Consigne donnée A.
D'après le texte fourni, combien de manifestants avaient accompagné le prévenu jusqu'aux portes du tribunal ?

************

ADOMA : je t’aurai, je t’aurai !
ADOMA : je t'aurai, je t'aurai !
Un auditeur de l'audience du tribunal correctionnel de Marseille où comparaissait Charles le 29 juin m'a adressé le courrier suivant que nous reproduisons de manière anonyme, comme il le souhaite. A cette audience peu banale, un millier de manifestants qui s'étaient donnés rendez vous sur le Vieux Port avaient accompagné le prévenu jusqu'aux portes du tribunal.
Danielle JEAMMET de Rouge Midi
Dans le cadre de mes activités je devais me rendre le 29 juin à l'audience de la 7ème chambre du tribunal correctionnel. A l'arrivée je trouvais un dispositif inhabituel : barrières, policiers en nombre...A mes questions on me répondit qu'était convoqué ce même jour un syndicaliste, Charles Hoareau, qui était accusé de violences et qu'il y avait des manifestants. J'avais entendu parler de cette affaire sans savoir de quoi il retournait et j'avais une sorte de curiosité amusée en gravissant les marches. Comme me l'avais dit un policier à l'entrée : « ça change un peu, ça met de l'animation ! ». Un peu intrigué je montais au 1er étage. J'attendais encore devant la porte quand Hoareau, que je connaissais pour avoir vu sa photo dans les journaux, est arrivé. Les portes se sont ouvertes et nous sommes rentrés. L'affaire Hoareau fut appelée en premier et je pus entendre l'acte d'accusation qui me donna d'abord envie de rire : « avoir le 7 avril 2009 menacé quelqu'un en pointant le doigt vers lui et en lui disant : « Je t'aurai, je t'aurai ». On peut donc passer en correctionnelle pour ça !
A cette accusation sont ajoutées deux autres qui normalement ne mènent pas en correctionnelle mais peuvent donner lieu à des amendes : avoir pris quelqu'un par le cou et lui avoir donné un coup de poing qui ne l'a que frôlé( ?) ce qui a provoqué un choc psychologique( ?) ayant entraîné un arrêt de travail de 4 jours( ?), avoir craché sur un autre. J'avoue que j'étais de plus en plus intrigué et amusé et que j'attendais avec impatience les explications de cette affaire.

************

Consigne donnée B.
Dans les listes, recopiez tel quel tout ce qui va de la ligne contenant « List 21 of the » jusqu'à la ligne contenant « legend-label: PID [146,12,176,32] », ces deux lignes comprises. Laissez les images de côté, s'il vous plaît.

Listes des régions d'éléments:
************

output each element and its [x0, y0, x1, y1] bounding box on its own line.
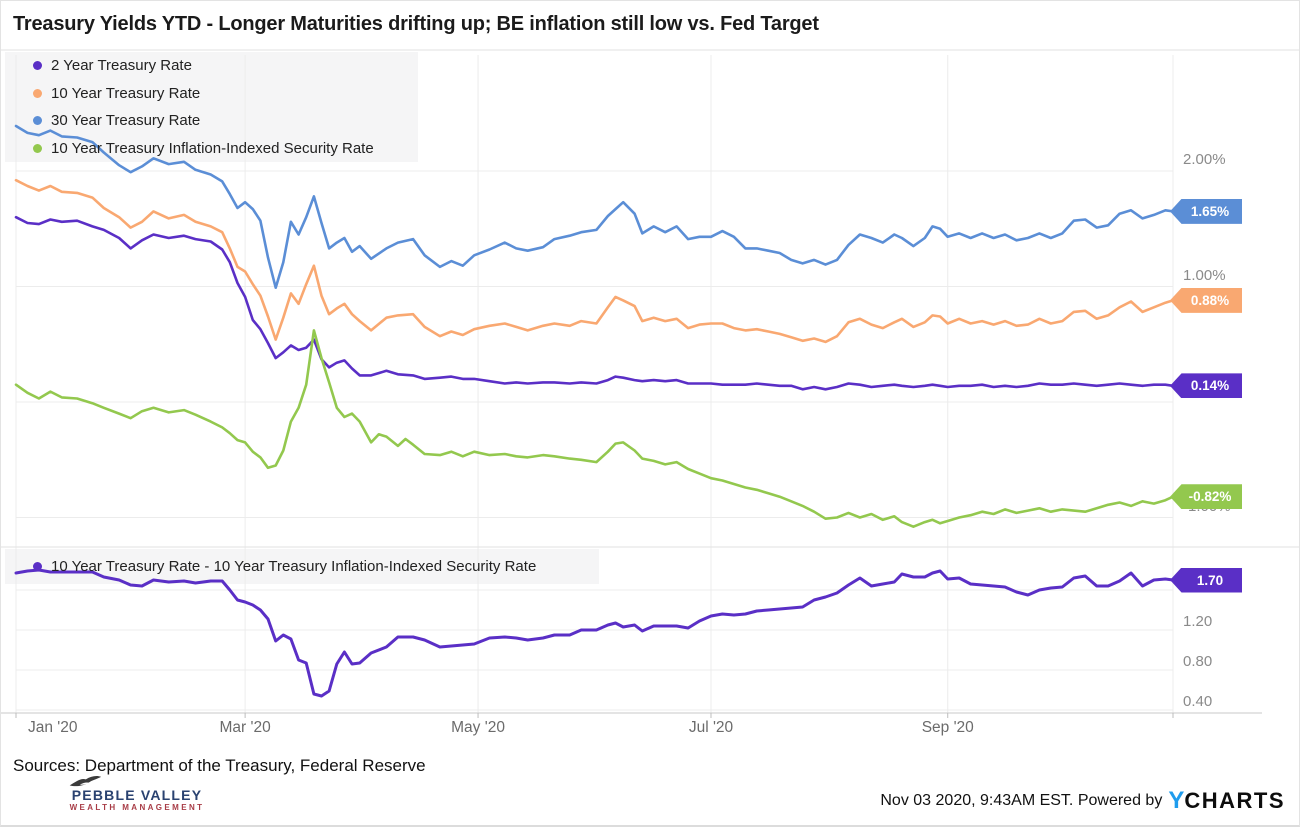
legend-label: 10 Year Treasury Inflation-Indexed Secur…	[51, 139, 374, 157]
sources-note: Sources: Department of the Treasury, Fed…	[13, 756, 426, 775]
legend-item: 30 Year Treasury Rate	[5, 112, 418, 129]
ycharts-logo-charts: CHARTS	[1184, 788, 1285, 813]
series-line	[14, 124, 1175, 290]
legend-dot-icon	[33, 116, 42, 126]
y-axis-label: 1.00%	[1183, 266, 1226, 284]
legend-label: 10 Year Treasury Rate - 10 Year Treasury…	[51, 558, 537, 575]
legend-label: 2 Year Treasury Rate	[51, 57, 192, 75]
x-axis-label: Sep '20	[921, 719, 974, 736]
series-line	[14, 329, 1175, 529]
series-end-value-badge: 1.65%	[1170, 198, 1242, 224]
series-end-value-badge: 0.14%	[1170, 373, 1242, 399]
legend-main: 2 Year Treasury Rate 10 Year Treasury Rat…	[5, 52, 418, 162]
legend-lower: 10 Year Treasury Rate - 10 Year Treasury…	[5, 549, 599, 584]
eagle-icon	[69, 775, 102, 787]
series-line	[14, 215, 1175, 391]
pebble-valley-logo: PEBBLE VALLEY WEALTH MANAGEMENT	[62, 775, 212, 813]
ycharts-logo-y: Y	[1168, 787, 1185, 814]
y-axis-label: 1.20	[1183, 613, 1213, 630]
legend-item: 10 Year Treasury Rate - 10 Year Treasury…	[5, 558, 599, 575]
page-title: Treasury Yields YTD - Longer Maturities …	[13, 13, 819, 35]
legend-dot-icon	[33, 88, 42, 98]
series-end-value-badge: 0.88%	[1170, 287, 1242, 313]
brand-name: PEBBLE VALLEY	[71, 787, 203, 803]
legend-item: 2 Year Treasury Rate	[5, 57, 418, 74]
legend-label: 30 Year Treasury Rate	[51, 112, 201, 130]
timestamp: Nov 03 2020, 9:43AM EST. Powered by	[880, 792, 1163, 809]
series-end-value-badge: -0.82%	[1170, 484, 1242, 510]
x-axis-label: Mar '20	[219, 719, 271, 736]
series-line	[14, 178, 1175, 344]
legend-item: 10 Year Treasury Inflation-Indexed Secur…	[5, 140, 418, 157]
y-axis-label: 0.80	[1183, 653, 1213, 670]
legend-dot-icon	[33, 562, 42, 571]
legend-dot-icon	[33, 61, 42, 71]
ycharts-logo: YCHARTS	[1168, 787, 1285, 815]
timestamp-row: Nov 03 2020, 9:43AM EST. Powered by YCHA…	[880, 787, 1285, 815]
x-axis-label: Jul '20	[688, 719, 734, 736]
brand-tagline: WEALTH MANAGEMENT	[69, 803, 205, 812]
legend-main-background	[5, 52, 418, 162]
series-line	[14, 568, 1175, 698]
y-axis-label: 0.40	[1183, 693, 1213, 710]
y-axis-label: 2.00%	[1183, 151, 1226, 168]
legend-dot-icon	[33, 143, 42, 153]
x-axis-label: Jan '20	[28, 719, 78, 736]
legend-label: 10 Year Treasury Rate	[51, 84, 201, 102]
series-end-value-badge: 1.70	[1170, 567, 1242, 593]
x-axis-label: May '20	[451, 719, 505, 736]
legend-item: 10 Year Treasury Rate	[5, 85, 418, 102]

************

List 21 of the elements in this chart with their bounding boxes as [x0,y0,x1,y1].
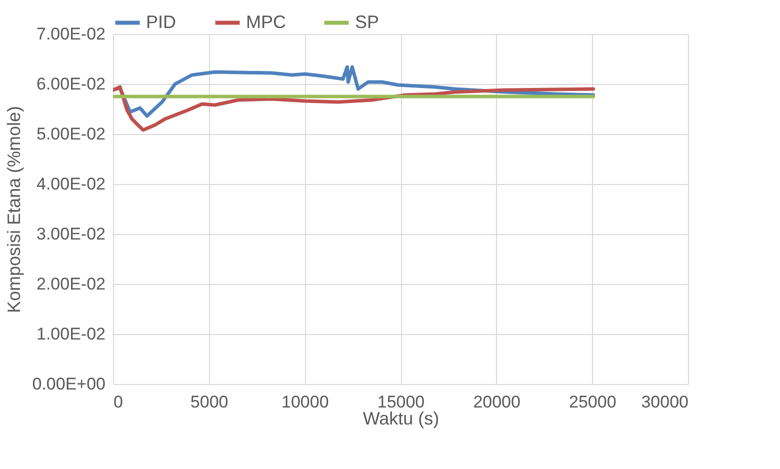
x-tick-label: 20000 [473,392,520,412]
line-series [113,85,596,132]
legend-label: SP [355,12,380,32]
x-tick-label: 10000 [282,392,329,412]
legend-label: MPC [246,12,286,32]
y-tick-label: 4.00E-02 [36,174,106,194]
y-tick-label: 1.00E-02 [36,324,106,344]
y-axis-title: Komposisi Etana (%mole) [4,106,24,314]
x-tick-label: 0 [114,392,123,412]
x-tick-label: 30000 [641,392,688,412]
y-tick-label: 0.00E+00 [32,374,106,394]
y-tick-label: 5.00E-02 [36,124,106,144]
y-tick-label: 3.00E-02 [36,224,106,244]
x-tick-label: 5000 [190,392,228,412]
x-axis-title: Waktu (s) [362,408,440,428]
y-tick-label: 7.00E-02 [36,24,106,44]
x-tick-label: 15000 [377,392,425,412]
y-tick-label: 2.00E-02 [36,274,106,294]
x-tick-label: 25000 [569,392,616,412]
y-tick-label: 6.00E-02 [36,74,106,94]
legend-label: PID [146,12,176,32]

************

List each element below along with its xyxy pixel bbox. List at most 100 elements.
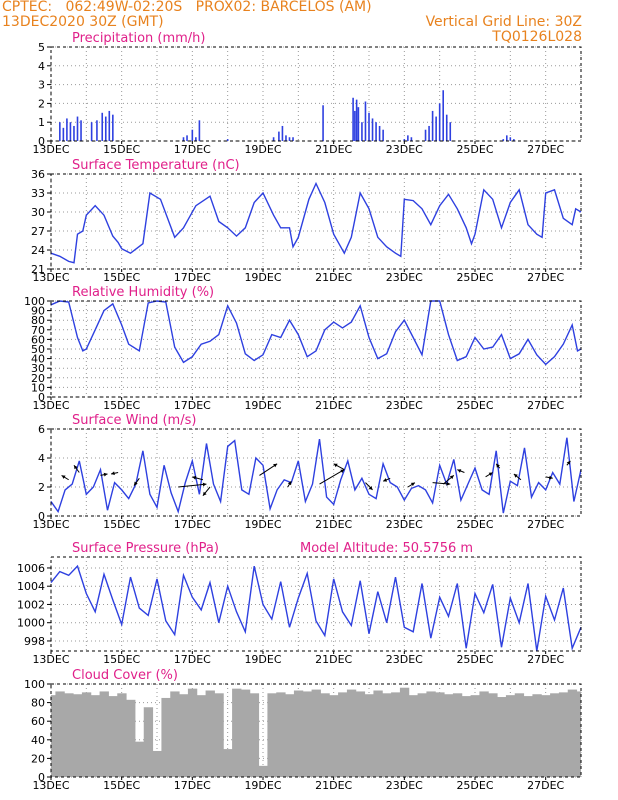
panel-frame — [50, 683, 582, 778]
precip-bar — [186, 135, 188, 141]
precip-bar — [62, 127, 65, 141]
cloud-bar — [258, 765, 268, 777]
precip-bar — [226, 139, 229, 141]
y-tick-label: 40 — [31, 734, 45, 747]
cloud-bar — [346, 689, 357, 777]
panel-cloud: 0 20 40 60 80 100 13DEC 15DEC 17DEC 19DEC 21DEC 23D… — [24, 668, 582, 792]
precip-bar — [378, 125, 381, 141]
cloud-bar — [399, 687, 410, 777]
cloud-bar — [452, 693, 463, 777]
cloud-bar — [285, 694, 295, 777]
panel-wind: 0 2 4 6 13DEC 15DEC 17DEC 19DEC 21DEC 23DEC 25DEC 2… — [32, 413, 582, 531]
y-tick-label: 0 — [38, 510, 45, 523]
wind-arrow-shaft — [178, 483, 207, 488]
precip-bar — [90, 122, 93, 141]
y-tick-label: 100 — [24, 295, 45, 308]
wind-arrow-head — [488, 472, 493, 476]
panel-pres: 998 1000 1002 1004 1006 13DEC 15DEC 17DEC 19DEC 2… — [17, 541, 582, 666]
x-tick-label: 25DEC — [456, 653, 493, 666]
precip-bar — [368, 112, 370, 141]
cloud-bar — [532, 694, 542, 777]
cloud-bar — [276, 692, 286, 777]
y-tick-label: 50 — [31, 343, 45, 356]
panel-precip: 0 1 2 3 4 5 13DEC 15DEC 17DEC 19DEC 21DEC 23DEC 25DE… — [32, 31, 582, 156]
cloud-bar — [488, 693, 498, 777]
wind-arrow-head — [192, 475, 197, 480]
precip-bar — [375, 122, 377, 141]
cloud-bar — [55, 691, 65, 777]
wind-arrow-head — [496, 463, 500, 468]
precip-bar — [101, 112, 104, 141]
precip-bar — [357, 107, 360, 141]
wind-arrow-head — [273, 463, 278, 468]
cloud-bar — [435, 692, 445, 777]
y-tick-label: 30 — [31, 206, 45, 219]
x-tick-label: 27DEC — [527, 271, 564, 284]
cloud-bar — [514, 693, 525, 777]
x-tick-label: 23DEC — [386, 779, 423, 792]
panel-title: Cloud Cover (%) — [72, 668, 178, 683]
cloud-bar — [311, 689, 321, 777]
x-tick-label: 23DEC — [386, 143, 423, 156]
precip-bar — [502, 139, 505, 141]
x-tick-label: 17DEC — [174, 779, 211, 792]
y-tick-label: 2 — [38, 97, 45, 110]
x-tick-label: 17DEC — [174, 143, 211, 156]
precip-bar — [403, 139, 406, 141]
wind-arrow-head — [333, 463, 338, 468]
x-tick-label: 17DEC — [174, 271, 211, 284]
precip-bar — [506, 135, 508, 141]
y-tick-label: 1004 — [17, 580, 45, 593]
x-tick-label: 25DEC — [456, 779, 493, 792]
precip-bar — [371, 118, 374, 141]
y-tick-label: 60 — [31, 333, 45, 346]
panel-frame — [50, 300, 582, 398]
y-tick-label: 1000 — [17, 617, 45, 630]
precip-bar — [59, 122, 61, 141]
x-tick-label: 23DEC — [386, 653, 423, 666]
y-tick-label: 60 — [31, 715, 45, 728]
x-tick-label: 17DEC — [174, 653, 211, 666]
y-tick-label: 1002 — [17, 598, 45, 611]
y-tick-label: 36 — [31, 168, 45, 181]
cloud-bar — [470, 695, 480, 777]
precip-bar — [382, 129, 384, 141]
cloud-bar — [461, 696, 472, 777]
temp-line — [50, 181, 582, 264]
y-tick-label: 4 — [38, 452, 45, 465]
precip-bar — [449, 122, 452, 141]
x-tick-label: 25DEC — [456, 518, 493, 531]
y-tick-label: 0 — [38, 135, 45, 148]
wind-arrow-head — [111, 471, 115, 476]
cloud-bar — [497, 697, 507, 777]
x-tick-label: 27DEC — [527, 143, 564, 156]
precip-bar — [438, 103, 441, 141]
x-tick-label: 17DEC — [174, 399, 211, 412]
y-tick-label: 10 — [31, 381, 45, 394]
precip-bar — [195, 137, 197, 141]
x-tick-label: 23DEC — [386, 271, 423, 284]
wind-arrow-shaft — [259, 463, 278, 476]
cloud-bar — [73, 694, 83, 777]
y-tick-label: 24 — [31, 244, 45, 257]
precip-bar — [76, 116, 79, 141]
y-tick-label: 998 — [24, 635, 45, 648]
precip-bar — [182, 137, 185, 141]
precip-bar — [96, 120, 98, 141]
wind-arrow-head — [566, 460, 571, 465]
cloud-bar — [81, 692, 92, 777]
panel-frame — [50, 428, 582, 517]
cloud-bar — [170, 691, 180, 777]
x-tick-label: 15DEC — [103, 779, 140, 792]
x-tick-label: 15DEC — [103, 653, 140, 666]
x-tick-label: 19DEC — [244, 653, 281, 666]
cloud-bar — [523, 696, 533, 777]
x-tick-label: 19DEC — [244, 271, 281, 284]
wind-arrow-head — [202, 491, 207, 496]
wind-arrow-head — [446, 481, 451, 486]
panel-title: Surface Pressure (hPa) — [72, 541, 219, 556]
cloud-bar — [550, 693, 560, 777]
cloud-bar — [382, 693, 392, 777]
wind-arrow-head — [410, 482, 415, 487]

************

Réponse complète A.
Un millier.

Réponse complète B.
List 21 of the elements in this chart with their bounding boxes as [x0,y0,x1,y1].
x-tick-label: 20000 [473,392,520,412]
line-series [113,85,596,132]
legend-label: SP [355,12,380,32]
x-tick-label: 10000 [282,392,329,412]
legend-label: MPC [246,12,286,32]
y-tick-label: 4.00E-02 [36,174,106,194]
y-tick-label: 1.00E-02 [36,324,106,344]
y-axis-title: Komposisi Etana (%mole) [4,106,24,314]
x-tick-label: 0 [114,392,123,412]
x-tick-label: 30000 [641,392,688,412]
y-tick-label: 0.00E+00 [32,374,106,394]
y-tick-label: 5.00E-02 [36,124,106,144]
y-tick-label: 3.00E-02 [36,224,106,244]
x-tick-label: 5000 [190,392,228,412]
x-axis-title: Waktu (s) [362,408,440,428]
y-tick-label: 7.00E-02 [36,24,106,44]
x-tick-label: 15000 [377,392,425,412]
y-tick-label: 2.00E-02 [36,274,106,294]
x-tick-label: 25000 [569,392,616,412]
y-tick-label: 6.00E-02 [36,74,106,94]
legend-label: PID [146,12,176,32]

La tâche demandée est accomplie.